►

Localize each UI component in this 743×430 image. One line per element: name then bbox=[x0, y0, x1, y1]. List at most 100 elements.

◄
►

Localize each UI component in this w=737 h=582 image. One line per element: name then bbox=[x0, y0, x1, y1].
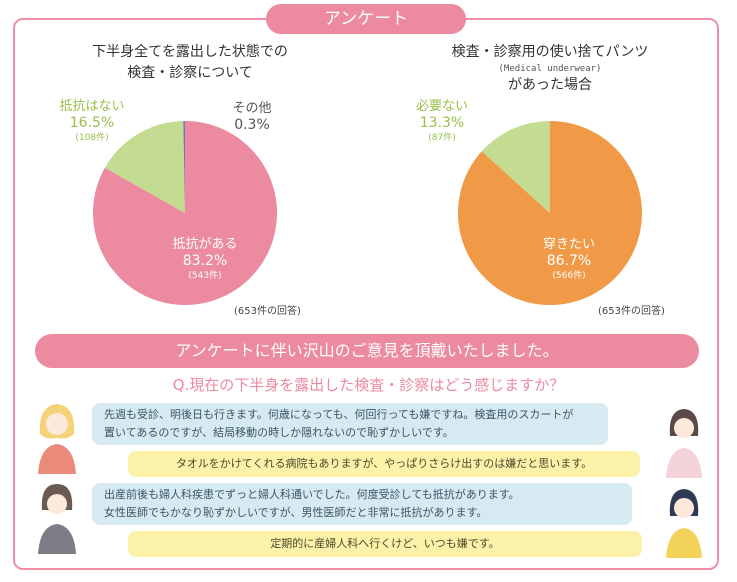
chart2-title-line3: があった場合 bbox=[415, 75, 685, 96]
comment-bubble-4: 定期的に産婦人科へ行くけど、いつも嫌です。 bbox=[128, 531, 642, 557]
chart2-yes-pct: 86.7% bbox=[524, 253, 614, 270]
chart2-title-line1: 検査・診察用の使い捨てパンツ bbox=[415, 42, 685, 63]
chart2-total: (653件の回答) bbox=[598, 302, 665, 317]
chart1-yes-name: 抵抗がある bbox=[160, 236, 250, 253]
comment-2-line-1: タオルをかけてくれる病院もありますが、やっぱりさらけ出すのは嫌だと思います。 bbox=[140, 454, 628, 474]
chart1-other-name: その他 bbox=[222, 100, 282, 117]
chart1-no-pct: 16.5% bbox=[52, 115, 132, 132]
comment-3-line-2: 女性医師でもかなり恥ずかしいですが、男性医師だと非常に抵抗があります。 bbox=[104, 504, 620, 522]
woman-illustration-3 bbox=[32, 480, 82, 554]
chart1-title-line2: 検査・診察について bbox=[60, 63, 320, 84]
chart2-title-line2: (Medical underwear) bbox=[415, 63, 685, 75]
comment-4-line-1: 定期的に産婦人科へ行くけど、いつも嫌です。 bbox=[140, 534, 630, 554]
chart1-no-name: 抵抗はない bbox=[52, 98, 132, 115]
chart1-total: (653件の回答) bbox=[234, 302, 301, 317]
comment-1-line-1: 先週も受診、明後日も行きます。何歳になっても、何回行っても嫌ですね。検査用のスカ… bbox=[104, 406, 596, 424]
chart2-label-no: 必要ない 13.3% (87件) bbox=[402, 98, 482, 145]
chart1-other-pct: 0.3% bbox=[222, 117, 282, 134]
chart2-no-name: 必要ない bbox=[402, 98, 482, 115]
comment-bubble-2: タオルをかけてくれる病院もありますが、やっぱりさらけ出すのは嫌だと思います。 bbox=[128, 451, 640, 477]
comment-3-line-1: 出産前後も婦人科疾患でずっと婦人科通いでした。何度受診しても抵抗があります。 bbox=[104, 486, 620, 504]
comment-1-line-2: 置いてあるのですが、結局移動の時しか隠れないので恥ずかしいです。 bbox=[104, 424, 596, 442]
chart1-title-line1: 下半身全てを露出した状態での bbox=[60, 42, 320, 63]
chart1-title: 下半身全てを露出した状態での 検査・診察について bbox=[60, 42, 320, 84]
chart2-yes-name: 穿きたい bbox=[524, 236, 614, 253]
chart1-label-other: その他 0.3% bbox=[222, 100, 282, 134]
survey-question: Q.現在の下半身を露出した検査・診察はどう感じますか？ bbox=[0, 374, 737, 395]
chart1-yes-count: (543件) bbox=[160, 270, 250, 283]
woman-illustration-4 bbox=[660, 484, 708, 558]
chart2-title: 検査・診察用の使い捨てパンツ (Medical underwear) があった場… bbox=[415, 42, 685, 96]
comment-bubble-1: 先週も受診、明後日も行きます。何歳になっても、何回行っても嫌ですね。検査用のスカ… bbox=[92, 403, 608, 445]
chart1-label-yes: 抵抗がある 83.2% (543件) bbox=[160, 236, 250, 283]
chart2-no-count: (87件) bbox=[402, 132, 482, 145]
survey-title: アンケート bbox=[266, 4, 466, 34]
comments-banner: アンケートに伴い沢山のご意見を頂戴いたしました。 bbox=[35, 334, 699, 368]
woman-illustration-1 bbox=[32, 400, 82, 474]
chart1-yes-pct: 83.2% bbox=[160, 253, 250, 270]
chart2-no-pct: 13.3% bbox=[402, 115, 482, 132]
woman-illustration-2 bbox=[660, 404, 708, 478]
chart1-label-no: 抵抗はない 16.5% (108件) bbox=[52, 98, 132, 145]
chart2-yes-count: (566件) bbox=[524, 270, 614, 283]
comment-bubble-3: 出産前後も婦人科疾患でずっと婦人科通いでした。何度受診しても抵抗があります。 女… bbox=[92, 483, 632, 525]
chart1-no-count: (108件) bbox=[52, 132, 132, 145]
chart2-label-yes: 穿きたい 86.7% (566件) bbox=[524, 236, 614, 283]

◄

* **Given request**: Could you copy the rows starting at the one containing "Localize each UI component in this w=737" and ending at the one containing "chart1-total: (653件の回答) bbox=[234, 302, 301, 317]", both included, without changing them? Leave the pictures out of your answer.

* **Answer to the exercise**:
Localize each UI component in this w=737 h=582 image. One line per element: name then bbox=[x0, y0, x1, y1].
chart2-title-line3: があった場合 bbox=[415, 75, 685, 96]
comment-bubble-4: 定期的に産婦人科へ行くけど、いつも嫌です。 bbox=[128, 531, 642, 557]
chart2-yes-pct: 86.7% bbox=[524, 253, 614, 270]
chart2-title-line1: 検査・診察用の使い捨てパンツ bbox=[415, 42, 685, 63]
chart2-total: (653件の回答) bbox=[598, 302, 665, 317]
chart1-yes-name: 抵抗がある bbox=[160, 236, 250, 253]
comment-2-line-1: タオルをかけてくれる病院もありますが、やっぱりさらけ出すのは嫌だと思います。 bbox=[140, 454, 628, 474]
chart1-other-name: その他 bbox=[222, 100, 282, 117]
chart1-no-pct: 16.5% bbox=[52, 115, 132, 132]
comment-3-line-2: 女性医師でもかなり恥ずかしいですが、男性医師だと非常に抵抗があります。 bbox=[104, 504, 620, 522]
woman-illustration-3 bbox=[32, 480, 82, 554]
chart1-title-line2: 検査・診察について bbox=[60, 63, 320, 84]
chart2-title-line2: (Medical underwear) bbox=[415, 63, 685, 75]
comment-4-line-1: 定期的に産婦人科へ行くけど、いつも嫌です。 bbox=[140, 534, 630, 554]
chart1-no-name: 抵抗はない bbox=[52, 98, 132, 115]
chart1-total: (653件の回答) bbox=[234, 302, 301, 317]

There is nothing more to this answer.